-- start ENTRIES PROVIDED --

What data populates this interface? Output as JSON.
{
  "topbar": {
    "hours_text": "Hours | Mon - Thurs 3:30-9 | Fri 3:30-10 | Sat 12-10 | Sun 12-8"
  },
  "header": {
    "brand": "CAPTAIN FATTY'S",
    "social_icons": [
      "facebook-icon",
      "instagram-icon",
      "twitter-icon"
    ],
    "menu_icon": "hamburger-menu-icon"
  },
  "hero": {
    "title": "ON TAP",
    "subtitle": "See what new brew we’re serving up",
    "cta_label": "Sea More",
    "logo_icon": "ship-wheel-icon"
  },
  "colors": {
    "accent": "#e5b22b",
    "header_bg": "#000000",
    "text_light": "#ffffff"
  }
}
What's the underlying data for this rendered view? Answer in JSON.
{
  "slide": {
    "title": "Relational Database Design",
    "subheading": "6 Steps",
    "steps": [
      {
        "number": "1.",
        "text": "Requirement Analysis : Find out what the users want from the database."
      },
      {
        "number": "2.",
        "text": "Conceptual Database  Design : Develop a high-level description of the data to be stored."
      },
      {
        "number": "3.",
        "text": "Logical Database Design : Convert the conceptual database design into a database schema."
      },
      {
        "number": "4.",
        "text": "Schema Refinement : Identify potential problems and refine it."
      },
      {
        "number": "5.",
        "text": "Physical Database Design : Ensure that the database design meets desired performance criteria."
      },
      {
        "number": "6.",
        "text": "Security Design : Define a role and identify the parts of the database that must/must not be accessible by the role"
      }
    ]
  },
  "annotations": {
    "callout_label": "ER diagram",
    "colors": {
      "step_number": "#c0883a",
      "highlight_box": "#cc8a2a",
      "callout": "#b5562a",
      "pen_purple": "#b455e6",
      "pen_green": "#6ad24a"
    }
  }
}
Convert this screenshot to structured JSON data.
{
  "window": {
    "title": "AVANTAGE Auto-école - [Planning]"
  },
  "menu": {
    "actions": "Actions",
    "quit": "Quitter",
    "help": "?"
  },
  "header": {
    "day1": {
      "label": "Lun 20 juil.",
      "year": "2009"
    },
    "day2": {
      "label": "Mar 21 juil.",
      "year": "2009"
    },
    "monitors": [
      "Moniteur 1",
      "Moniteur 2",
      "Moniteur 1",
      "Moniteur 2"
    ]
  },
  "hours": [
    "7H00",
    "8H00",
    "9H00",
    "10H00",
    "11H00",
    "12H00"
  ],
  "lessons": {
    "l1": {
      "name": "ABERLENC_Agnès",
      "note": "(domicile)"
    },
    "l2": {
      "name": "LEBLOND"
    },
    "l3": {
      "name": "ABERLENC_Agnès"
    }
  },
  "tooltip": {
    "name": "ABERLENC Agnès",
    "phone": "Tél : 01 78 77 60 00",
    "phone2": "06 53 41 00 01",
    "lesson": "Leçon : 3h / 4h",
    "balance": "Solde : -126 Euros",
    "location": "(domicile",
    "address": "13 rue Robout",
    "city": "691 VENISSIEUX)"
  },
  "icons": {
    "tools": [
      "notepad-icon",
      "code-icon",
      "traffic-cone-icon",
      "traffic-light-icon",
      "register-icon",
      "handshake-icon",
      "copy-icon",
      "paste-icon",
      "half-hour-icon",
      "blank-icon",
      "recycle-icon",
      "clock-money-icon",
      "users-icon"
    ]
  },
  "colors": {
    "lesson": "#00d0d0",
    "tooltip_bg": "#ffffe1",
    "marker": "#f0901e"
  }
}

-- end ENTRIES PROVIDED --

» **EXERCISE BRIEF**:
Only lines with the word "name" should be collected from the material.

» **OUTPUT OF THE EXERCISE**:
      "name": "ABERLENC_Agnès",
      "name": "LEBLOND"
      "name": "ABERLENC_Agnès"
    "name": "ABERLENC Agnès",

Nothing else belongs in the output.